● SHORT PROBLEM:
Output, with no changes, the span of lines that opens with the line containing "Give me a plain-text" and closes with the last line.

Dataset excerpt:
____

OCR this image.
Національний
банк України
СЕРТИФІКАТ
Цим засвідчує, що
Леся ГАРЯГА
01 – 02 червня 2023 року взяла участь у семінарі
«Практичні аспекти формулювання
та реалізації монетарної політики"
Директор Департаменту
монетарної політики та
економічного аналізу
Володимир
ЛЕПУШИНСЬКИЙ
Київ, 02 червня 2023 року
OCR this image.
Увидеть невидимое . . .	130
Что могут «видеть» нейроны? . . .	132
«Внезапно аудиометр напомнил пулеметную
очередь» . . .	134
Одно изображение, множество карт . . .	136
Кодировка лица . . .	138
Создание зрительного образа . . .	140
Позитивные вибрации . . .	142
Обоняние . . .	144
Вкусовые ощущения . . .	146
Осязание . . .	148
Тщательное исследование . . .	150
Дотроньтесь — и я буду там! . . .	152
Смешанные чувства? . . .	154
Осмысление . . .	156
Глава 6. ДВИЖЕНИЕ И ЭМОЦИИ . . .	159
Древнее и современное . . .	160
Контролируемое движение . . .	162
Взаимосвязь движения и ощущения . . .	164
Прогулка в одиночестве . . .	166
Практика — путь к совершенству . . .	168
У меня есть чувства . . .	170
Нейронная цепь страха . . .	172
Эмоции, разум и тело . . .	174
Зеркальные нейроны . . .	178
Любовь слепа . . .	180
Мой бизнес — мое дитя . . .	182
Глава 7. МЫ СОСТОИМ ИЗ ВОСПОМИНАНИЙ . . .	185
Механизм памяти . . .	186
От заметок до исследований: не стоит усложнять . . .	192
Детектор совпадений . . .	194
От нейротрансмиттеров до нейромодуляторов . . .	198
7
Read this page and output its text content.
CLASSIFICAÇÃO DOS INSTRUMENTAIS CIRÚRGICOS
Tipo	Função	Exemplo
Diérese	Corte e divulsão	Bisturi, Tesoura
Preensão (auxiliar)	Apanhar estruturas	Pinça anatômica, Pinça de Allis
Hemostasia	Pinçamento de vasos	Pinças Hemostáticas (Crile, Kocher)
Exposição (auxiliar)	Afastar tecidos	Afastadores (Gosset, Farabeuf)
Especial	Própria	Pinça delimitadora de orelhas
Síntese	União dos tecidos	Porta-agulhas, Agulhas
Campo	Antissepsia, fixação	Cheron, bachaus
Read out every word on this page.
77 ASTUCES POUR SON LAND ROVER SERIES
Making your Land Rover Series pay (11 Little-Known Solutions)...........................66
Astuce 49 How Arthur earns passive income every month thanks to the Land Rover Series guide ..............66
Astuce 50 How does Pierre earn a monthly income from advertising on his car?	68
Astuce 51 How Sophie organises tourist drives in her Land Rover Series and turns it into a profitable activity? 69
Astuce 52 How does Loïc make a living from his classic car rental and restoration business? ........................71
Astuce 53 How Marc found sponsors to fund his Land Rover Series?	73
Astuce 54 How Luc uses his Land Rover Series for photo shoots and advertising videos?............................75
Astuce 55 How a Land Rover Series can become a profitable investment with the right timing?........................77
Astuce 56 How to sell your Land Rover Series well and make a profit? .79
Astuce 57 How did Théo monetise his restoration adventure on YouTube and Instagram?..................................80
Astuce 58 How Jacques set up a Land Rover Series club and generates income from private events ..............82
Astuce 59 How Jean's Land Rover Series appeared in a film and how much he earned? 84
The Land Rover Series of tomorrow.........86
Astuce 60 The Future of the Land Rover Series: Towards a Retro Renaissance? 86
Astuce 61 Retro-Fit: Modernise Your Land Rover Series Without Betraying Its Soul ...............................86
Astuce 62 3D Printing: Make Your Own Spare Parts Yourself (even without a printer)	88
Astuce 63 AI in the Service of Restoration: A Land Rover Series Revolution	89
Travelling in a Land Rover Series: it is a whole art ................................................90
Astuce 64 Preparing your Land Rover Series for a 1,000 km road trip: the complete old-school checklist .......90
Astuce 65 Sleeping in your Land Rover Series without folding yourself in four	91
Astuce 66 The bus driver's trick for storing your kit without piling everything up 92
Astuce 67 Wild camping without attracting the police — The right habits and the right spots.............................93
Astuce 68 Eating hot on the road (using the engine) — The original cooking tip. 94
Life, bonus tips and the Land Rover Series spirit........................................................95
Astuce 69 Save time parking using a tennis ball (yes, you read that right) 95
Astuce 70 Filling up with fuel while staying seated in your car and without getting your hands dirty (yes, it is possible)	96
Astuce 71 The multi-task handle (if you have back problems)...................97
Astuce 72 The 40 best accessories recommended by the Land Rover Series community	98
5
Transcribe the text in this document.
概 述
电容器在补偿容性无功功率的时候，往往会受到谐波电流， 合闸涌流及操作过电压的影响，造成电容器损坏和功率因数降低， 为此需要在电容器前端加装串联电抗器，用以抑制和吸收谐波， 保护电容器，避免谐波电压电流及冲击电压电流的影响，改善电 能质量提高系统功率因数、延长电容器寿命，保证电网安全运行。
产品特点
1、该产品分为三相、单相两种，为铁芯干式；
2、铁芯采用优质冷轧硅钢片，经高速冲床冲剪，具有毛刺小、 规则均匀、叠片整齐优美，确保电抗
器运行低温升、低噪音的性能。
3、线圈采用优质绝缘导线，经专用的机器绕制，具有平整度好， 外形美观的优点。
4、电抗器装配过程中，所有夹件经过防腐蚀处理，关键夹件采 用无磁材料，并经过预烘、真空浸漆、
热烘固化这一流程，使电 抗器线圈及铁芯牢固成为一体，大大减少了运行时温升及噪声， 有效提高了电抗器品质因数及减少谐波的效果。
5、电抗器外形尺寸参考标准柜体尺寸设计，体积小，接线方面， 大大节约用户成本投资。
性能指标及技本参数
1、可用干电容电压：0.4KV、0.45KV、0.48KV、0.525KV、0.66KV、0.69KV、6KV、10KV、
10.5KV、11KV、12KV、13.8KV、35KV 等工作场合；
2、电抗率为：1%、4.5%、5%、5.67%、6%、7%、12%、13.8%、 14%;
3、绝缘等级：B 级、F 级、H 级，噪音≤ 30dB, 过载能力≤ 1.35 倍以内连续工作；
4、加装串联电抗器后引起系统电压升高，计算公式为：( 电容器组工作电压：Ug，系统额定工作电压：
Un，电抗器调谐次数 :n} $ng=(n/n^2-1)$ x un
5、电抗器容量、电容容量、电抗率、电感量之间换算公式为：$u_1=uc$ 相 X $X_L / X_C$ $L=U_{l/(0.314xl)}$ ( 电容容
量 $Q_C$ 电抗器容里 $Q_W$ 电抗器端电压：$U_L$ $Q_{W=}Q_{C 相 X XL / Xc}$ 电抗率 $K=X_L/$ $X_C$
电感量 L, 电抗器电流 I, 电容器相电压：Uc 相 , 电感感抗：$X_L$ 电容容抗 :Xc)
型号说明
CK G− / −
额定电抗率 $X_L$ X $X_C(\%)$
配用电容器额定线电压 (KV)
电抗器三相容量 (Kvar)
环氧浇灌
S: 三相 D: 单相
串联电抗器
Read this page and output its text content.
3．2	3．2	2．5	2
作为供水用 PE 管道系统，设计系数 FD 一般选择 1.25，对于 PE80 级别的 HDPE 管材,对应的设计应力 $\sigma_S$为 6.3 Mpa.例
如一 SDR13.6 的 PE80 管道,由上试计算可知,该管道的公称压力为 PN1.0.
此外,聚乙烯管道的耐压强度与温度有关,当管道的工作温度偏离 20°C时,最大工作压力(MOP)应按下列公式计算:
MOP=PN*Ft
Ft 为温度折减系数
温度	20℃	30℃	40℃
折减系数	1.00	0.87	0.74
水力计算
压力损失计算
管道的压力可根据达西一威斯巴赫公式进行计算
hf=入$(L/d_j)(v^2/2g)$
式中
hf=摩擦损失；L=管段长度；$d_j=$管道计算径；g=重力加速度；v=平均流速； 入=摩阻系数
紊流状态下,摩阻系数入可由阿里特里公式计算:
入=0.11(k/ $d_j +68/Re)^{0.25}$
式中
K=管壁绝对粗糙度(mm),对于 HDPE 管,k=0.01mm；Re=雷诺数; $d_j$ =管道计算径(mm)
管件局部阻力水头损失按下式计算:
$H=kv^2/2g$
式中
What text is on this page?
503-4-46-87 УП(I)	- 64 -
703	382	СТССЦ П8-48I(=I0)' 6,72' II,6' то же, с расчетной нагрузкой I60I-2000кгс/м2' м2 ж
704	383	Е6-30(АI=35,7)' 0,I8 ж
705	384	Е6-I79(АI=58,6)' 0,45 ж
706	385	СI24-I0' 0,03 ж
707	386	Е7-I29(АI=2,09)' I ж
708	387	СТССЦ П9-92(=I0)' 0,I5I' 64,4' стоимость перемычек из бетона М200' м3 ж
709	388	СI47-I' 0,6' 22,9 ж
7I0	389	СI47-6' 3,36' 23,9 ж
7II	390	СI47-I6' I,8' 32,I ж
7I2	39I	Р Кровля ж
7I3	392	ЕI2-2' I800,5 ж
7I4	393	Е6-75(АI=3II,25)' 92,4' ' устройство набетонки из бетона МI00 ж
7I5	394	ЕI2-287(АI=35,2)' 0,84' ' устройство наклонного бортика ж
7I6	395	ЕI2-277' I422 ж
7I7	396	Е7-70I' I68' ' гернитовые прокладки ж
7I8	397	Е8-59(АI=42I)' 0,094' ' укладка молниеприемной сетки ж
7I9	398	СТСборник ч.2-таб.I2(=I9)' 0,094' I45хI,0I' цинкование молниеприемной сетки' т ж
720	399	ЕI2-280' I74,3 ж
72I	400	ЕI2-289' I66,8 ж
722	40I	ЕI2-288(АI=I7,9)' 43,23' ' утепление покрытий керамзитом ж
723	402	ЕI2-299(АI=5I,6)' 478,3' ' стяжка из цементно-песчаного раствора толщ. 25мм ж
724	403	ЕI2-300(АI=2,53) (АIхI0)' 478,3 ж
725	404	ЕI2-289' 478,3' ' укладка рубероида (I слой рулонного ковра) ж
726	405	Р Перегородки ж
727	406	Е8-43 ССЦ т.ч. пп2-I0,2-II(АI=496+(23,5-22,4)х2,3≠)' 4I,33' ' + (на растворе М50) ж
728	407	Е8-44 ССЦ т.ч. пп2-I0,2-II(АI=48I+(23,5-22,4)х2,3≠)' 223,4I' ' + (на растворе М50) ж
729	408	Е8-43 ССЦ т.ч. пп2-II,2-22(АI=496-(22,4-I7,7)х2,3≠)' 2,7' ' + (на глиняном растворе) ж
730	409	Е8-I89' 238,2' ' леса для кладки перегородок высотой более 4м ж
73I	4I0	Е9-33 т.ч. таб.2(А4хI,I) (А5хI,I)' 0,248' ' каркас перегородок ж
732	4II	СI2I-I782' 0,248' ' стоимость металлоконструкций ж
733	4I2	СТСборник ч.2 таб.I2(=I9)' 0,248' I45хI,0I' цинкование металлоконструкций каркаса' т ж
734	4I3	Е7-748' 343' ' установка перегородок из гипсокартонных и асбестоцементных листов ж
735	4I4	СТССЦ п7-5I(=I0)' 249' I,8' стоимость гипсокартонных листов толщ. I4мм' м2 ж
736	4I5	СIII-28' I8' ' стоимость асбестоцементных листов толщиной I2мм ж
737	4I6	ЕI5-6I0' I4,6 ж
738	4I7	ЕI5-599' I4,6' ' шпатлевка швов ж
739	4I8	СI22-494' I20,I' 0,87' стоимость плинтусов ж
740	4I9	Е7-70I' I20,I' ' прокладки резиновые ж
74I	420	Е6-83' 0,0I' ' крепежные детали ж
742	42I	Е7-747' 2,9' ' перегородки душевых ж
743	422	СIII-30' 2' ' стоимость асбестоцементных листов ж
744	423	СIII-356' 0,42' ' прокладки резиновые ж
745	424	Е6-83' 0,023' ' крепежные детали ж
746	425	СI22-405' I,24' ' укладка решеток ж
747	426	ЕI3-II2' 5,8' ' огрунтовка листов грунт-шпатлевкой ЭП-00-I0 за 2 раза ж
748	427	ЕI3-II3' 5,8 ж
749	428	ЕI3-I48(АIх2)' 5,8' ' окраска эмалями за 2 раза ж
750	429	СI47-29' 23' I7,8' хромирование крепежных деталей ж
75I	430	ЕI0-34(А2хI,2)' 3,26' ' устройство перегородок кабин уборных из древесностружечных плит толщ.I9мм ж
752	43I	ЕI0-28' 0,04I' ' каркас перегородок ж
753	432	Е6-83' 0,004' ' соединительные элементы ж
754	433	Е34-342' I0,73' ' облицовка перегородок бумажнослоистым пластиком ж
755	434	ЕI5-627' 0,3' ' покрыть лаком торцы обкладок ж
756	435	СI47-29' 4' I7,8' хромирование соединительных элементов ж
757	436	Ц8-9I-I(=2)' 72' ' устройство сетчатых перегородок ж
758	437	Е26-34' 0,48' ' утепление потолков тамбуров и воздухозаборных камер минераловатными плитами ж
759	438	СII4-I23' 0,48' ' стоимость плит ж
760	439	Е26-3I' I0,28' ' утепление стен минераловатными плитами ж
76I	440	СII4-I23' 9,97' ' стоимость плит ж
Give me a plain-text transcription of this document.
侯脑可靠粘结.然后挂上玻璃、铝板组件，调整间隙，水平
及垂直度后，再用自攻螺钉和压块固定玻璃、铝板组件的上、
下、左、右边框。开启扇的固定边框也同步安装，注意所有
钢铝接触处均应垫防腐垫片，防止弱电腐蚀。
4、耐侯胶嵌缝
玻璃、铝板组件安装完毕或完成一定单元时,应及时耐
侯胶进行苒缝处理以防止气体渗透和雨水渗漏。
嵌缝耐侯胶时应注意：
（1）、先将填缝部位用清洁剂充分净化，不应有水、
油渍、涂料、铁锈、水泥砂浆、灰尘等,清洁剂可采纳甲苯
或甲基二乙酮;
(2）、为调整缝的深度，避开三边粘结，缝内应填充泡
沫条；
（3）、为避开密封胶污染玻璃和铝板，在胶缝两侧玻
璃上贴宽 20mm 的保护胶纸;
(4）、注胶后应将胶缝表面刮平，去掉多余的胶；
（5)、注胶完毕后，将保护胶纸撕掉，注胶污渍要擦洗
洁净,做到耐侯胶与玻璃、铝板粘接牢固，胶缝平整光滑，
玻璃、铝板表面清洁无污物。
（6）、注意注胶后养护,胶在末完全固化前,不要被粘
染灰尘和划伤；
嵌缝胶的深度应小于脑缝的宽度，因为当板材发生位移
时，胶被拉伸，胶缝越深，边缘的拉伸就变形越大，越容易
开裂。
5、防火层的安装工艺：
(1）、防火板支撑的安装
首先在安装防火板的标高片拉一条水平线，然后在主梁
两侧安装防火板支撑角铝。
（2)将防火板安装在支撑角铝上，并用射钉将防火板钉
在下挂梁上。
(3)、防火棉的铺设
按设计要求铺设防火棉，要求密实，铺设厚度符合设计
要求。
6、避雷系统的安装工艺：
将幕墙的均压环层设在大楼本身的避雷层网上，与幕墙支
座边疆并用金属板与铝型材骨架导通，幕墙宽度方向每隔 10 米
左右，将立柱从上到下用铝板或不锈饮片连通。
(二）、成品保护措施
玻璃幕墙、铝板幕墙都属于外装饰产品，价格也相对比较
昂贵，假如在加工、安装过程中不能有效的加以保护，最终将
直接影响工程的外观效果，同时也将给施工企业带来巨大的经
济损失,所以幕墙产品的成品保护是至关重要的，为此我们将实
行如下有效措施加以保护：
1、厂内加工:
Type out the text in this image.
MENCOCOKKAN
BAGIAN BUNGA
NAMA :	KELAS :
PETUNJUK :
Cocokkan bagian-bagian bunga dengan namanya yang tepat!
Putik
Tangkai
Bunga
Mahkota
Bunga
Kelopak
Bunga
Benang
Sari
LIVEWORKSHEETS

____

● EXERCISE RESPONSE:
Give me a plain-text transcription of this document.
侯脑可靠粘结.然后挂上玻璃、铝板组件，调整间隙，水平
及垂直度后，再用自攻螺钉和压块固定玻璃、铝板组件的上、
下、左、右边框。开启扇的固定边框也同步安装，注意所有
钢铝接触处均应垫防腐垫片，防止弱电腐蚀。
4、耐侯胶嵌缝
玻璃、铝板组件安装完毕或完成一定单元时,应及时耐
侯胶进行苒缝处理以防止气体渗透和雨水渗漏。
嵌缝耐侯胶时应注意：
（1）、先将填缝部位用清洁剂充分净化，不应有水、
油渍、涂料、铁锈、水泥砂浆、灰尘等,清洁剂可采纳甲苯
或甲基二乙酮;
(2）、为调整缝的深度，避开三边粘结，缝内应填充泡
沫条；
（3）、为避开密封胶污染玻璃和铝板，在胶缝两侧玻
璃上贴宽 20mm 的保护胶纸;
(4）、注胶后应将胶缝表面刮平，去掉多余的胶；
（5)、注胶完毕后，将保护胶纸撕掉，注胶污渍要擦洗
洁净,做到耐侯胶与玻璃、铝板粘接牢固，胶缝平整光滑，
玻璃、铝板表面清洁无污物。
（6）、注意注胶后养护,胶在末完全固化前,不要被粘
染灰尘和划伤；
嵌缝胶的深度应小于脑缝的宽度，因为当板材发生位移
时，胶被拉伸，胶缝越深，边缘的拉伸就变形越大，越容易
开裂。
5、防火层的安装工艺：
(1）、防火板支撑的安装
首先在安装防火板的标高片拉一条水平线，然后在主梁
两侧安装防火板支撑角铝。
（2)将防火板安装在支撑角铝上，并用射钉将防火板钉
在下挂梁上。
(3)、防火棉的铺设
按设计要求铺设防火棉，要求密实，铺设厚度符合设计
要求。
6、避雷系统的安装工艺：
将幕墙的均压环层设在大楼本身的避雷层网上，与幕墙支
座边疆并用金属板与铝型材骨架导通，幕墙宽度方向每隔 10 米
左右，将立柱从上到下用铝板或不锈饮片连通。
(二）、成品保护措施
玻璃幕墙、铝板幕墙都属于外装饰产品，价格也相对比较
昂贵，假如在加工、安装过程中不能有效的加以保护，最终将
直接影响工程的外观效果，同时也将给施工企业带来巨大的经
济损失,所以幕墙产品的成品保护是至关重要的，为此我们将实
行如下有效措施加以保护：
1、厂内加工:
Type out the text in this image.
MENCOCOKKAN
BAGIAN BUNGA
NAMA :	KELAS :
PETUNJUK :
Cocokkan bagian-bagian bunga dengan namanya yang tepat!
Putik
Tangkai
Bunga
Mahkota
Bunga
Kelopak
Bunga
Benang
Sari
LIVEWORKSHEETS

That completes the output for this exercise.